RAW DATA
***

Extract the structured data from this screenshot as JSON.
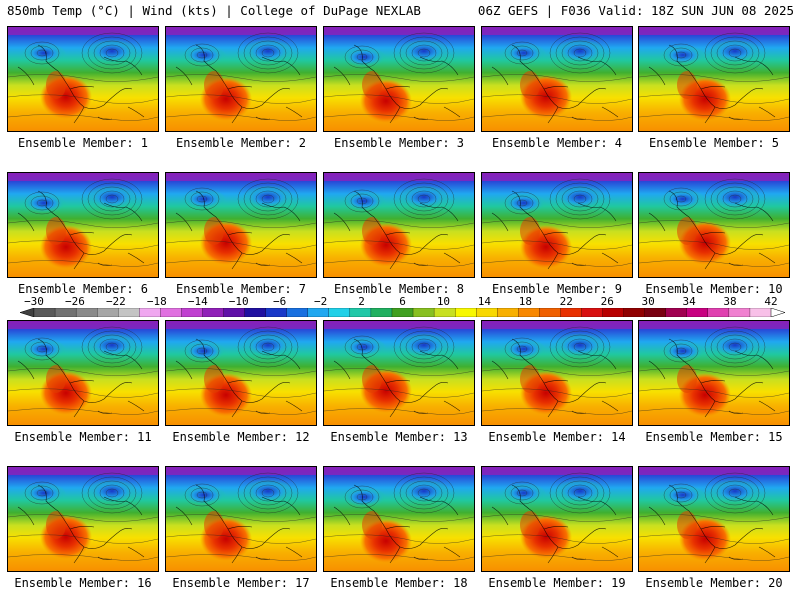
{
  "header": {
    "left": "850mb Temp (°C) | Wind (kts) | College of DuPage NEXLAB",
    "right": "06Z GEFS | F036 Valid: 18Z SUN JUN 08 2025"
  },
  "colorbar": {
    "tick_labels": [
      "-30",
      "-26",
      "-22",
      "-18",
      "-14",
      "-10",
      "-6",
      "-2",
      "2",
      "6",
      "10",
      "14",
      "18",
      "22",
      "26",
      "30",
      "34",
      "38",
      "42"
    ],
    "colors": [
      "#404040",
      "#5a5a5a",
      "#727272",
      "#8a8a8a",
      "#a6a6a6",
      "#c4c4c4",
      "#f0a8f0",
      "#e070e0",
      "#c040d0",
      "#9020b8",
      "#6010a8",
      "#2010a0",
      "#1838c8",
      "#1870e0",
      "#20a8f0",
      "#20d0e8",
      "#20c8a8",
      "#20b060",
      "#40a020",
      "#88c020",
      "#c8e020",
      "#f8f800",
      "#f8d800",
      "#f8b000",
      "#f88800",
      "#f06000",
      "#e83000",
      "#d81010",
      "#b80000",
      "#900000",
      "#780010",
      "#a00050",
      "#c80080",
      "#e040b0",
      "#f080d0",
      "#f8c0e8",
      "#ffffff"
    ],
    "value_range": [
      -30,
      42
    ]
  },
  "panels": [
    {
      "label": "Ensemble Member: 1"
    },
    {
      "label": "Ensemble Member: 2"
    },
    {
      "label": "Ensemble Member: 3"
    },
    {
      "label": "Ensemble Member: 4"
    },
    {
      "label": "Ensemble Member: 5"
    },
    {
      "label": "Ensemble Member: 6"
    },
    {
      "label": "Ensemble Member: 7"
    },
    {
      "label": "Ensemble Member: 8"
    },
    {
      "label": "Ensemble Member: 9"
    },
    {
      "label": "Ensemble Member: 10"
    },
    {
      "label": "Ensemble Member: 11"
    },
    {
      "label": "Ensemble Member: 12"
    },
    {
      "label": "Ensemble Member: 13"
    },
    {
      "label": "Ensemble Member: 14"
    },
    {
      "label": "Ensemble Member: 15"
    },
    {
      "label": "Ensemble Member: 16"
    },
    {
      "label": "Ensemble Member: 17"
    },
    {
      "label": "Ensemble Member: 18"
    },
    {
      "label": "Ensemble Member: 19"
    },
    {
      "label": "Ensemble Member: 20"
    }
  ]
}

***

WHAT YOU NEED TO DO
Make an exact copy of every entry above, minus the images.

SOLUTION TO THIS EXERCISE
Extract the structured data from this screenshot as JSON.
{
  "header": {
    "left": "850mb Temp (°C) | Wind (kts) | College of DuPage NEXLAB",
    "right": "06Z GEFS | F036 Valid: 18Z SUN JUN 08 2025"
  },
  "colorbar": {
    "tick_labels": [
      "-30",
      "-26",
      "-22",
      "-18",
      "-14",
      "-10",
      "-6",
      "-2",
      "2",
      "6",
      "10",
      "14",
      "18",
      "22",
      "26",
      "30",
      "34",
      "38",
      "42"
    ],
    "colors": [
      "#404040",
      "#5a5a5a",
      "#727272",
      "#8a8a8a",
      "#a6a6a6",
      "#c4c4c4",
      "#f0a8f0",
      "#e070e0",
      "#c040d0",
      "#9020b8",
      "#6010a8",
      "#2010a0",
      "#1838c8",
      "#1870e0",
      "#20a8f0",
      "#20d0e8",
      "#20c8a8",
      "#20b060",
      "#40a020",
      "#88c020",
      "#c8e020",
      "#f8f800",
      "#f8d800",
      "#f8b000",
      "#f88800",
      "#f06000",
      "#e83000",
      "#d81010",
      "#b80000",
      "#900000",
      "#780010",
      "#a00050",
      "#c80080",
      "#e040b0",
      "#f080d0",
      "#f8c0e8",
      "#ffffff"
    ],
    "value_range": [
      -30,
      42
    ]
  },
  "panels": [
    {
      "label": "Ensemble Member: 1"
    },
    {
      "label": "Ensemble Member: 2"
    },
    {
      "label": "Ensemble Member: 3"
    },
    {
      "label": "Ensemble Member: 4"
    },
    {
      "label": "Ensemble Member: 5"
    },
    {
      "label": "Ensemble Member: 6"
    },
    {
      "label": "Ensemble Member: 7"
    },
    {
      "label": "Ensemble Member: 8"
    },
    {
      "label": "Ensemble Member: 9"
    },
    {
      "label": "Ensemble Member: 10"
    },
    {
      "label": "Ensemble Member: 11"
    },
    {
      "label": "Ensemble Member: 12"
    },
    {
      "label": "Ensemble Member: 13"
    },
    {
      "label": "Ensemble Member: 14"
    },
    {
      "label": "Ensemble Member: 15"
    },
    {
      "label": "Ensemble Member: 16"
    },
    {
      "label": "Ensemble Member: 17"
    },
    {
      "label": "Ensemble Member: 18"
    },
    {
      "label": "Ensemble Member: 19"
    },
    {
      "label": "Ensemble Member: 20"
    }
  ]
}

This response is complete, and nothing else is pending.